▶ [Work order]
Write out the data exactly as given, dropping every picture.

::::::::

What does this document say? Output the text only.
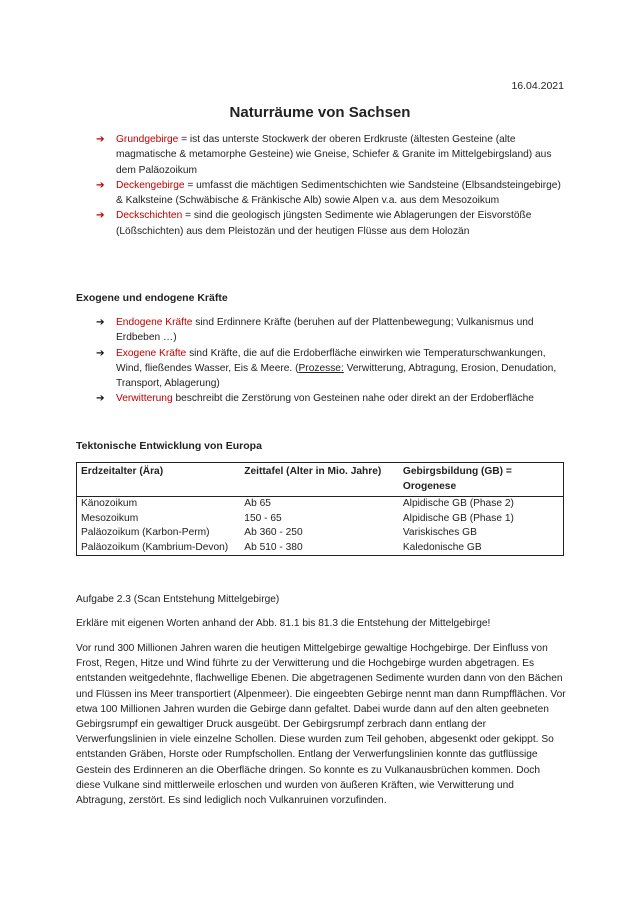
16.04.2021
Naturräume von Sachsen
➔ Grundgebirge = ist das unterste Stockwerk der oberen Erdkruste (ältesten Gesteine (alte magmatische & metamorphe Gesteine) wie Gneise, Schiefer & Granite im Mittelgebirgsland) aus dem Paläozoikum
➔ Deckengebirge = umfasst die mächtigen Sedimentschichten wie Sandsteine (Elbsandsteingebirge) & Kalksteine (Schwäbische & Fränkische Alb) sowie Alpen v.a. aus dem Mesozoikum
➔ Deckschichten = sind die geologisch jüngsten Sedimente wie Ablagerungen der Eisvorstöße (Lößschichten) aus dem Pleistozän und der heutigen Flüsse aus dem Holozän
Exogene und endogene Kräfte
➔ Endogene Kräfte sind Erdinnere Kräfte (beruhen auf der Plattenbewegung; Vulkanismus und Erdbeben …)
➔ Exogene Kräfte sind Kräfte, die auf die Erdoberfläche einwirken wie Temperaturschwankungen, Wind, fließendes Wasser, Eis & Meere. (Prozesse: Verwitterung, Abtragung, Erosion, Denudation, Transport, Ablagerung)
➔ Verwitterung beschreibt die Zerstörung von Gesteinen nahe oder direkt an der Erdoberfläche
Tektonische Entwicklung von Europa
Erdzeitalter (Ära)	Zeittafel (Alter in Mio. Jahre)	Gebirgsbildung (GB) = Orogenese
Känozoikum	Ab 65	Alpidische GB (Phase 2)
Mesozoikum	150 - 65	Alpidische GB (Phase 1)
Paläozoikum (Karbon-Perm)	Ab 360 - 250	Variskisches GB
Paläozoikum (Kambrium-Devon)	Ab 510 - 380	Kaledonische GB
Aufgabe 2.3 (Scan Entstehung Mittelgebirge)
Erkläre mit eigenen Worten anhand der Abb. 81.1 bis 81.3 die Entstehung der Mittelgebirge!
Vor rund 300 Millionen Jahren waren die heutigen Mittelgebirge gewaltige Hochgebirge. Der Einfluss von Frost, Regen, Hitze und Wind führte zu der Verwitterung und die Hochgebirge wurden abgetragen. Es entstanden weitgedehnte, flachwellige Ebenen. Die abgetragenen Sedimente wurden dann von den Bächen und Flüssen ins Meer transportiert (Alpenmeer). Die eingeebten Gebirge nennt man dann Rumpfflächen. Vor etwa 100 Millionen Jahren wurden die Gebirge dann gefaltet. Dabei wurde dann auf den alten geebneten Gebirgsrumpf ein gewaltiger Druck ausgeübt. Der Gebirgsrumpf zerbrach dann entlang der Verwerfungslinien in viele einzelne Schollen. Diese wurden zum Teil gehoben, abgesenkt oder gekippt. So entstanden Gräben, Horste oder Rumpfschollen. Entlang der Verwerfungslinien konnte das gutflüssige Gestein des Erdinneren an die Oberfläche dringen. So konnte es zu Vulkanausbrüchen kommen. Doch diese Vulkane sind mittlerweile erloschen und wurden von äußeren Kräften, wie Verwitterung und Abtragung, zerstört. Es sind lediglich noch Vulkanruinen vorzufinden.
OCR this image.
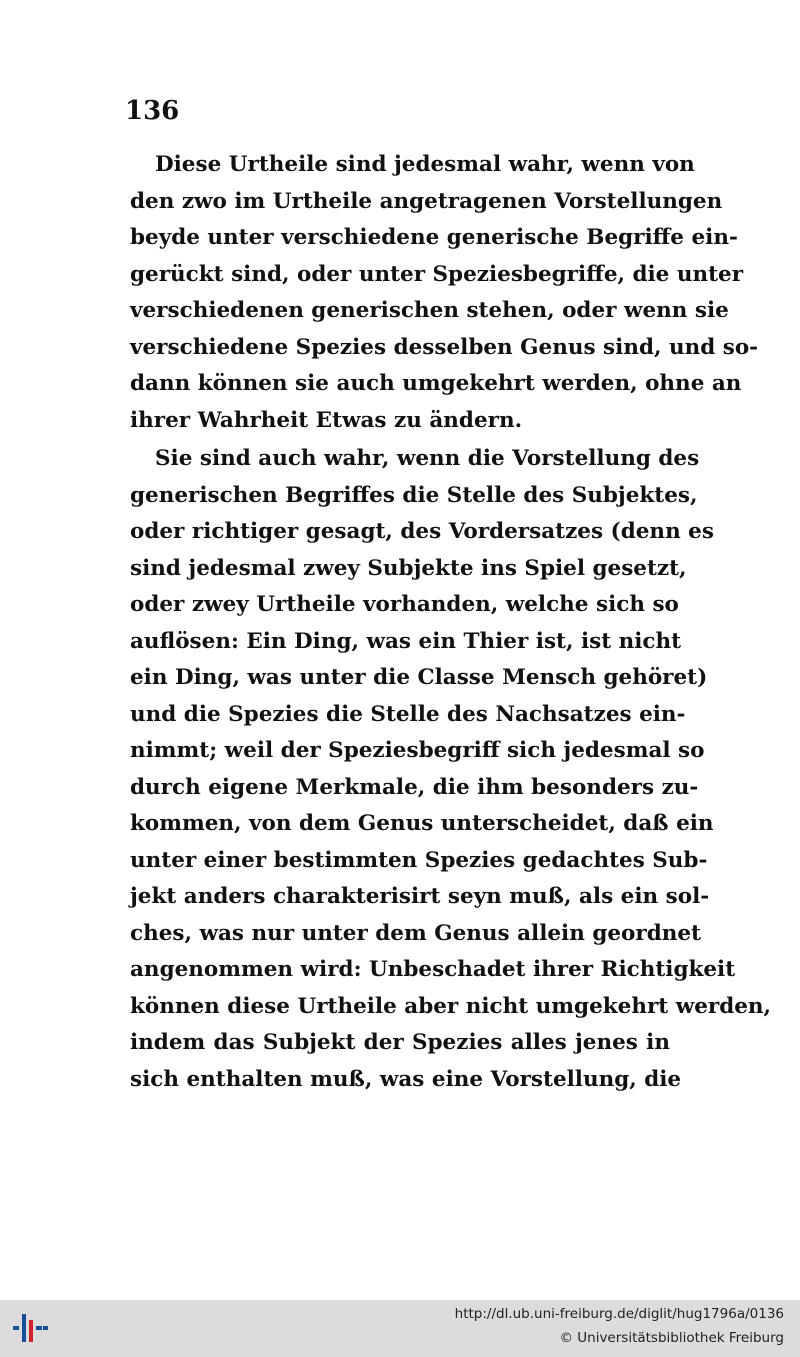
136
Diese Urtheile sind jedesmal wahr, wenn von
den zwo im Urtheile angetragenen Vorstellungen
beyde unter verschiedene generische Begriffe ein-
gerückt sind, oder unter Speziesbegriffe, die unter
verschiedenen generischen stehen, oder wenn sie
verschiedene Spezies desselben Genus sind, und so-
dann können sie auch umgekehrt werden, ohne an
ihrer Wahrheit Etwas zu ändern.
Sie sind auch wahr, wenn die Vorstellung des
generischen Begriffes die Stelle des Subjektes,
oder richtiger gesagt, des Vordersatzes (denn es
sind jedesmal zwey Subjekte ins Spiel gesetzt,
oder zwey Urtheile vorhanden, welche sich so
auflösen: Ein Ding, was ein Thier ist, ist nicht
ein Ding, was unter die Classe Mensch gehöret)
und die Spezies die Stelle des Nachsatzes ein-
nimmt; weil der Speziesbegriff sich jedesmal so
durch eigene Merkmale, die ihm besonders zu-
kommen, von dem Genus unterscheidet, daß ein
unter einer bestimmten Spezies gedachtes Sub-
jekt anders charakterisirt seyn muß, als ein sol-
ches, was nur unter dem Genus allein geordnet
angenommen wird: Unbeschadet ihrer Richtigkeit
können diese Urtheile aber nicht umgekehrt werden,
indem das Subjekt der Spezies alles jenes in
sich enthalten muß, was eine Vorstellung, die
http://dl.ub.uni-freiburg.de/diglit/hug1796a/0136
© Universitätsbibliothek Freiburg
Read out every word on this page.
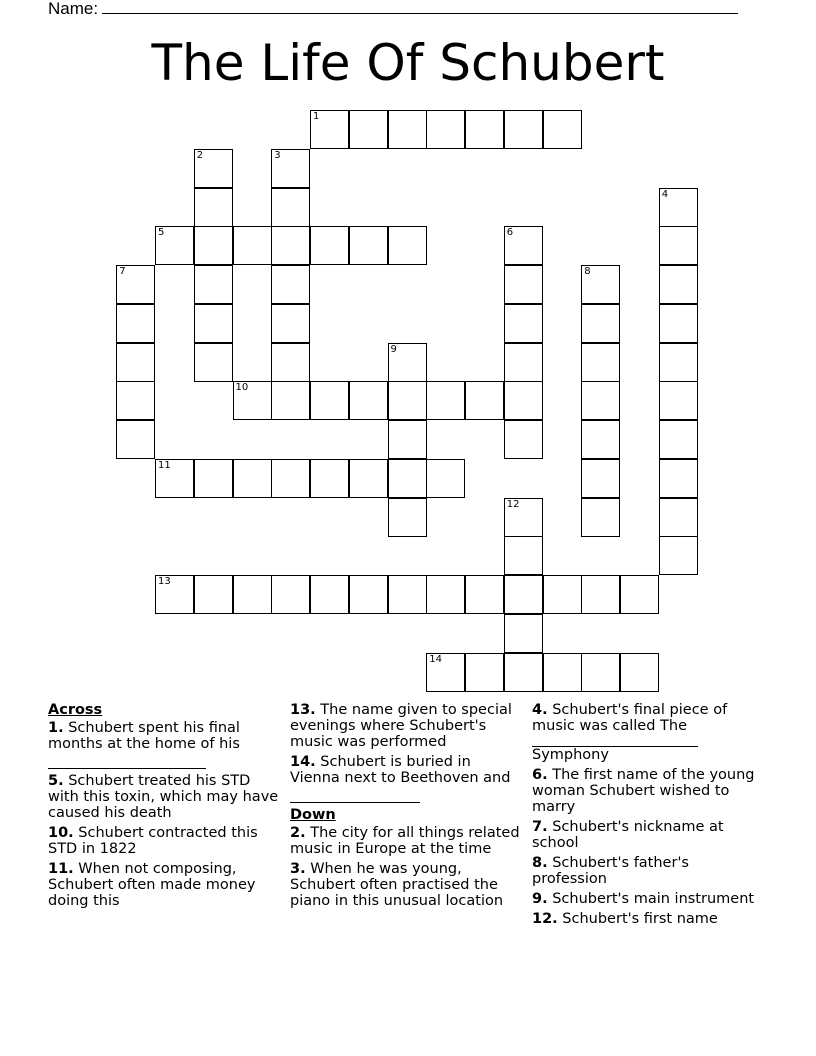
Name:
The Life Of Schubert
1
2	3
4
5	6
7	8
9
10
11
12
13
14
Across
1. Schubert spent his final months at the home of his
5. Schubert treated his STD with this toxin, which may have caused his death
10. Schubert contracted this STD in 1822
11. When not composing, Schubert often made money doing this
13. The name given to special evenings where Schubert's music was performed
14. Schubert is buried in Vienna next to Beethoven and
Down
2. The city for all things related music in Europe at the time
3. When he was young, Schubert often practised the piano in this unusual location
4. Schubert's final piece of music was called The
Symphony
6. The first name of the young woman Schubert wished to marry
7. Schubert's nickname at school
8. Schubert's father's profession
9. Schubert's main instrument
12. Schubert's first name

::::::::

▶ [Answer for the task]
What does this document say? Output the text only.
16.04.2021
Naturräume von Sachsen
➔ Grundgebirge = ist das unterste Stockwerk der oberen Erdkruste (ältesten Gesteine (alte magmatische & metamorphe Gesteine) wie Gneise, Schiefer & Granite im Mittelgebirgsland) aus dem Paläozoikum
➔ Deckengebirge = umfasst die mächtigen Sedimentschichten wie Sandsteine (Elbsandsteingebirge) & Kalksteine (Schwäbische & Fränkische Alb) sowie Alpen v.a. aus dem Mesozoikum
➔ Deckschichten = sind die geologisch jüngsten Sedimente wie Ablagerungen der Eisvorstöße (Lößschichten) aus dem Pleistozän und der heutigen Flüsse aus dem Holozän
Exogene und endogene Kräfte
➔ Endogene Kräfte sind Erdinnere Kräfte (beruhen auf der Plattenbewegung; Vulkanismus und Erdbeben …)
➔ Exogene Kräfte sind Kräfte, die auf die Erdoberfläche einwirken wie Temperaturschwankungen, Wind, fließendes Wasser, Eis & Meere. (Prozesse: Verwitterung, Abtragung, Erosion, Denudation, Transport, Ablagerung)
➔ Verwitterung beschreibt die Zerstörung von Gesteinen nahe oder direkt an der Erdoberfläche
Tektonische Entwicklung von Europa
Erdzeitalter (Ära)	Zeittafel (Alter in Mio. Jahre)	Gebirgsbildung (GB) = Orogenese
Känozoikum	Ab 65	Alpidische GB (Phase 2)
Mesozoikum	150 - 65	Alpidische GB (Phase 1)
Paläozoikum (Karbon-Perm)	Ab 360 - 250	Variskisches GB
Paläozoikum (Kambrium-Devon)	Ab 510 - 380	Kaledonische GB
Aufgabe 2.3 (Scan Entstehung Mittelgebirge)
Erkläre mit eigenen Worten anhand der Abb. 81.1 bis 81.3 die Entstehung der Mittelgebirge!
Vor rund 300 Millionen Jahren waren die heutigen Mittelgebirge gewaltige Hochgebirge. Der Einfluss von Frost, Regen, Hitze und Wind führte zu der Verwitterung und die Hochgebirge wurden abgetragen. Es entstanden weitgedehnte, flachwellige Ebenen. Die abgetragenen Sedimente wurden dann von den Bächen und Flüssen ins Meer transportiert (Alpenmeer). Die eingeebten Gebirge nennt man dann Rumpfflächen. Vor etwa 100 Millionen Jahren wurden die Gebirge dann gefaltet. Dabei wurde dann auf den alten geebneten Gebirgsrumpf ein gewaltiger Druck ausgeübt. Der Gebirgsrumpf zerbrach dann entlang der Verwerfungslinien in viele einzelne Schollen. Diese wurden zum Teil gehoben, abgesenkt oder gekippt. So entstanden Gräben, Horste oder Rumpfschollen. Entlang der Verwerfungslinien konnte das gutflüssige Gestein des Erdinneren an die Oberfläche dringen. So konnte es zu Vulkanausbrüchen kommen. Doch diese Vulkane sind mittlerweile erloschen und wurden von äußeren Kräften, wie Verwitterung und Abtragung, zerstört. Es sind lediglich noch Vulkanruinen vorzufinden.
OCR this image.
136
Diese Urtheile sind jedesmal wahr, wenn von
den zwo im Urtheile angetragenen Vorstellungen
beyde unter verschiedene generische Begriffe ein-
gerückt sind, oder unter Speziesbegriffe, die unter
verschiedenen generischen stehen, oder wenn sie
verschiedene Spezies desselben Genus sind, und so-
dann können sie auch umgekehrt werden, ohne an
ihrer Wahrheit Etwas zu ändern.
Sie sind auch wahr, wenn die Vorstellung des
generischen Begriffes die Stelle des Subjektes,
oder richtiger gesagt, des Vordersatzes (denn es
sind jedesmal zwey Subjekte ins Spiel gesetzt,
oder zwey Urtheile vorhanden, welche sich so
auflösen: Ein Ding, was ein Thier ist, ist nicht
ein Ding, was unter die Classe Mensch gehöret)
und die Spezies die Stelle des Nachsatzes ein-
nimmt; weil der Speziesbegriff sich jedesmal so
durch eigene Merkmale, die ihm besonders zu-
kommen, von dem Genus unterscheidet, daß ein
unter einer bestimmten Spezies gedachtes Sub-
jekt anders charakterisirt seyn muß, als ein sol-
ches, was nur unter dem Genus allein geordnet
angenommen wird: Unbeschadet ihrer Richtigkeit
können diese Urtheile aber nicht umgekehrt werden,
indem das Subjekt der Spezies alles jenes in
sich enthalten muß, was eine Vorstellung, die
http://dl.ub.uni-freiburg.de/diglit/hug1796a/0136
© Universitätsbibliothek Freiburg
Read out every word on this page.
Name:
The Life Of Schubert
1
2	3
4
5	6
7	8
9
10
11
12
13
14
Across
1. Schubert spent his final months at the home of his
5. Schubert treated his STD with this toxin, which may have caused his death
10. Schubert contracted this STD in 1822
11. When not composing, Schubert often made money doing this
13. The name given to special evenings where Schubert's music was performed
14. Schubert is buried in Vienna next to Beethoven and
Down
2. The city for all things related music in Europe at the time
3. When he was young, Schubert often practised the piano in this unusual location
4. Schubert's final piece of music was called The
Symphony
6. The first name of the young woman Schubert wished to marry
7. Schubert's nickname at school
8. Schubert's father's profession
9. Schubert's main instrument
12. Schubert's first name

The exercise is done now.